Stored records
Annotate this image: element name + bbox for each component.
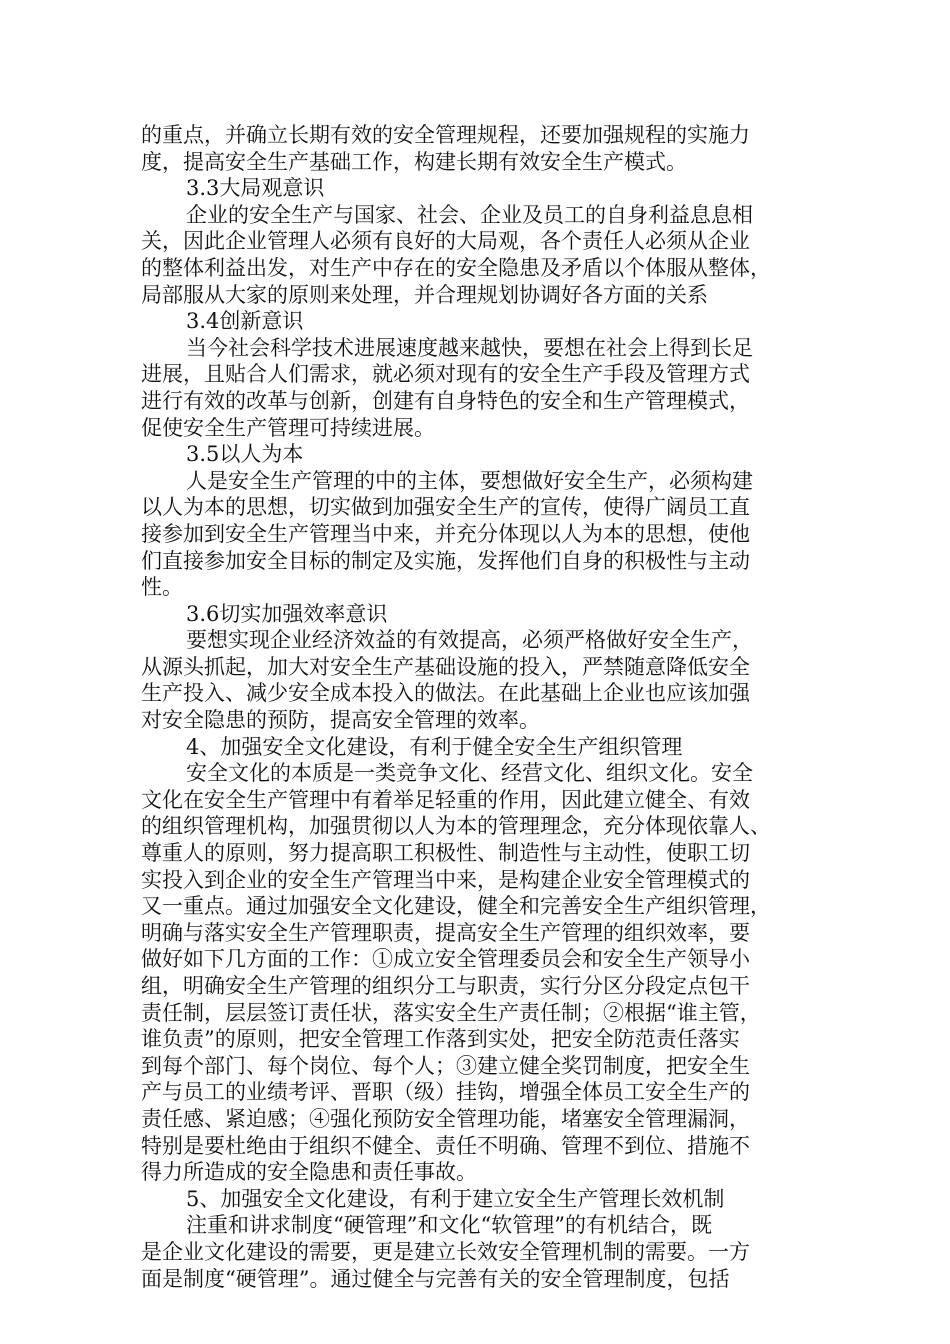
text-line: 的整体利益出发，对生产中存在的安全隐患及矛盾以个体服从整体， (141, 255, 771, 280)
text-line: 的重点，并确立长期有效的安全管理规程，还要加强规程的实施力 (141, 123, 750, 147)
text-line: 尊重人的原则，努力提高职工积极性、制造性与主动性，使职工切 (141, 841, 750, 866)
text-line: 实投入到企业的安全生产管理当中来，是构建企业安全管理模式的 (141, 867, 750, 892)
text-line: 安全文化的本质是一类竞争文化、经营文化、组织文化。安全 (186, 761, 753, 786)
text-line: 又一重点。通过加强安全文化建设，健全和完善安全生产组织管理， (141, 894, 771, 919)
text-line: 3.5以人为本 (186, 442, 304, 467)
text-line: 的组织管理机构，加强贯彻以人为本的管理理念，充分体现依靠人、 (141, 814, 771, 839)
text-line: 谁负责”的原则，把安全管理工作落到实处，把安全防范责任落实 (141, 1027, 740, 1052)
text-line: 生产投入、减少安全成本投入的做法。在此基础上企业也应该加强 (141, 681, 750, 706)
text-line: 度，提高安全生产基础工作，构建长期有效安全生产模式。 (141, 149, 687, 174)
text-line: 组，明确安全生产管理的组织分工与职责，实行分区分段定点包干 (141, 974, 750, 998)
text-line: 3.6切实加强效率意识 (186, 601, 388, 626)
text-line: 当今社会科学技术进展速度越来越快，要想在社会上得到长足 (186, 335, 753, 360)
text-line: 对安全隐患的预防，提高安全管理的效率。 (141, 708, 540, 733)
text-line: 要想实现企业经济效益的有效提高，必须严格做好安全生产， (186, 628, 753, 653)
text-line: 促使安全生产管理可持续进展。 (141, 415, 435, 440)
text-line: 责任制，层层签订责任状，落实安全生产责任制；②根据“谁主管， (141, 1000, 761, 1025)
text-line: 做好如下几方面的工作：①成立安全管理委员会和安全生产领导小 (141, 947, 750, 972)
text-line: 企业的安全生产与国家、社会、企业及员工的自身利益息息相 (186, 202, 753, 227)
text-line: 注重和讲求制度“硬管理”和文化“软管理”的有机结合，既 (186, 1213, 712, 1238)
text-line: 人是安全生产管理的中的主体，要想做好安全生产，必须构建 (186, 468, 753, 493)
text-line: 局部服从大家的原则来处理，并合理规划协调好各方面的关系 (141, 282, 708, 307)
text-line: 关，因此企业管理人必须有良好的大局观，各个责任人必须从企业 (141, 229, 750, 254)
text-line: 产与员工的业绩考评、晋职（级）挂钩，增强全体员工安全生产的 (141, 1080, 750, 1105)
text-line: 进行有效的改革与创新，创建有自身特色的安全和生产管理模式， (141, 388, 750, 413)
text-line: 以人为本的思想，切实做到加强安全生产的宣传，使得广阔员工直 (141, 495, 750, 520)
text-line: 责任感、紧迫感；④强化预防安全管理功能，堵塞安全管理漏洞， (141, 1106, 750, 1131)
text-line: 从源头抓起，加大对安全生产基础设施的投入，严禁随意降低安全 (141, 654, 750, 679)
text-line: 文化在安全生产管理中有着举足轻重的作用，因此建立健全、有效 (141, 787, 750, 812)
text-line: 明确与落实安全生产管理职责，提高安全生产管理的组织效率，要 (141, 920, 750, 945)
text-line: 接参加到安全生产管理当中来，并充分体现以人为本的思想，使他 (141, 521, 750, 546)
document-body (141, 122, 821, 1292)
text-line: 4、加强安全文化建设，有利于健全安全生产组织管理 (186, 734, 683, 759)
text-line: 3.4创新意识 (186, 309, 304, 334)
text-line: 得力所造成的安全隐患和责任事故。 (141, 1160, 477, 1185)
text-line: 进展，且贴合人们需求，就必须对现有的安全生产手段及管理方式 (141, 362, 750, 387)
text-line: 是企业文化建设的需要，更是建立长效安全管理机制的需要。一方 (141, 1239, 750, 1264)
text-line: 性。 (141, 575, 183, 600)
text-line: 3.3大局观意识 (186, 176, 325, 201)
text-line: 面是制度“硬管理”。通过健全与完善有关的安全管理制度，包括 (141, 1266, 730, 1291)
text-line: 们直接参加安全目标的制定及实施，发挥他们自身的积极性与主动 (141, 548, 750, 573)
text-line: 特别是要杜绝由于组织不健全、责任不明确、管理不到位、措施不 (141, 1133, 750, 1158)
text-line: 5、加强安全文化建设，有利于建立安全生产管理长效机制 (186, 1186, 725, 1211)
text-line: 到每个部门、每个岗位、每个人；③建立健全奖罚制度，把安全生 (141, 1053, 750, 1078)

#### Challenge:
Rewrite the listing above, swapping every "text-line" for "line" and changing nothing else. Leave the pictures out of the answer.

#### Answer below:
Annotate this image: element name + bbox for each component.
line: 的整体利益出发，对生产中存在的安全隐患及矛盾以个体服从整体， (141, 255, 771, 280)
line: 的重点，并确立长期有效的安全管理规程，还要加强规程的实施力 (141, 123, 750, 147)
line: 尊重人的原则，努力提高职工积极性、制造性与主动性，使职工切 (141, 841, 750, 866)
line: 实投入到企业的安全生产管理当中来，是构建企业安全管理模式的 (141, 867, 750, 892)
line: 安全文化的本质是一类竞争文化、经营文化、组织文化。安全 (186, 761, 753, 786)
line: 又一重点。通过加强安全文化建设，健全和完善安全生产组织管理， (141, 894, 771, 919)
line: 3.5以人为本 (186, 442, 304, 467)
line: 的组织管理机构，加强贯彻以人为本的管理理念，充分体现依靠人、 (141, 814, 771, 839)
line: 谁负责”的原则，把安全管理工作落到实处，把安全防范责任落实 (141, 1027, 740, 1052)
line: 生产投入、减少安全成本投入的做法。在此基础上企业也应该加强 (141, 681, 750, 706)
line: 度，提高安全生产基础工作，构建长期有效安全生产模式。 (141, 149, 687, 174)
line: 组，明确安全生产管理的组织分工与职责，实行分区分段定点包干 (141, 974, 750, 998)
line: 3.6切实加强效率意识 (186, 601, 388, 626)
line: 当今社会科学技术进展速度越来越快，要想在社会上得到长足 (186, 335, 753, 360)
line: 对安全隐患的预防，提高安全管理的效率。 (141, 708, 540, 733)
line: 要想实现企业经济效益的有效提高，必须严格做好安全生产， (186, 628, 753, 653)
line: 促使安全生产管理可持续进展。 (141, 415, 435, 440)
line: 责任制，层层签订责任状，落实安全生产责任制；②根据“谁主管， (141, 1000, 761, 1025)
line: 做好如下几方面的工作：①成立安全管理委员会和安全生产领导小 (141, 947, 750, 972)
line: 企业的安全生产与国家、社会、企业及员工的自身利益息息相 (186, 202, 753, 227)
line: 注重和讲求制度“硬管理”和文化“软管理”的有机结合，既 (186, 1213, 712, 1238)
line: 人是安全生产管理的中的主体，要想做好安全生产，必须构建 (186, 468, 753, 493)
line: 局部服从大家的原则来处理，并合理规划协调好各方面的关系 (141, 282, 708, 307)
line: 关，因此企业管理人必须有良好的大局观，各个责任人必须从企业 (141, 229, 750, 254)
line: 产与员工的业绩考评、晋职（级）挂钩，增强全体员工安全生产的 (141, 1080, 750, 1105)
line: 进行有效的改革与创新，创建有自身特色的安全和生产管理模式， (141, 388, 750, 413)
line: 以人为本的思想，切实做到加强安全生产的宣传，使得广阔员工直 (141, 495, 750, 520)
line: 责任感、紧迫感；④强化预防安全管理功能，堵塞安全管理漏洞， (141, 1106, 750, 1131)
line: 从源头抓起，加大对安全生产基础设施的投入，严禁随意降低安全 (141, 654, 750, 679)
line: 文化在安全生产管理中有着举足轻重的作用，因此建立健全、有效 (141, 787, 750, 812)
line: 明确与落实安全生产管理职责，提高安全生产管理的组织效率，要 (141, 920, 750, 945)
line: 接参加到安全生产管理当中来，并充分体现以人为本的思想，使他 (141, 521, 750, 546)
document-body (141, 122, 821, 1292)
line: 4、加强安全文化建设，有利于健全安全生产组织管理 (186, 734, 683, 759)
line: 3.4创新意识 (186, 309, 304, 334)
line: 得力所造成的安全隐患和责任事故。 (141, 1160, 477, 1185)
line: 进展，且贴合人们需求，就必须对现有的安全生产手段及管理方式 (141, 362, 750, 387)
line: 是企业文化建设的需要，更是建立长效安全管理机制的需要。一方 (141, 1239, 750, 1264)
line: 性。 (141, 575, 183, 600)
line: 3.3大局观意识 (186, 176, 325, 201)
line: 面是制度“硬管理”。通过健全与完善有关的安全管理制度，包括 (141, 1266, 730, 1291)
line: 们直接参加安全目标的制定及实施，发挥他们自身的积极性与主动 (141, 548, 750, 573)
line: 特别是要杜绝由于组织不健全、责任不明确、管理不到位、措施不 (141, 1133, 750, 1158)
line: 5、加强安全文化建设，有利于建立安全生产管理长效机制 (186, 1186, 725, 1211)
line: 到每个部门、每个岗位、每个人；③建立健全奖罚制度，把安全生 (141, 1053, 750, 1078)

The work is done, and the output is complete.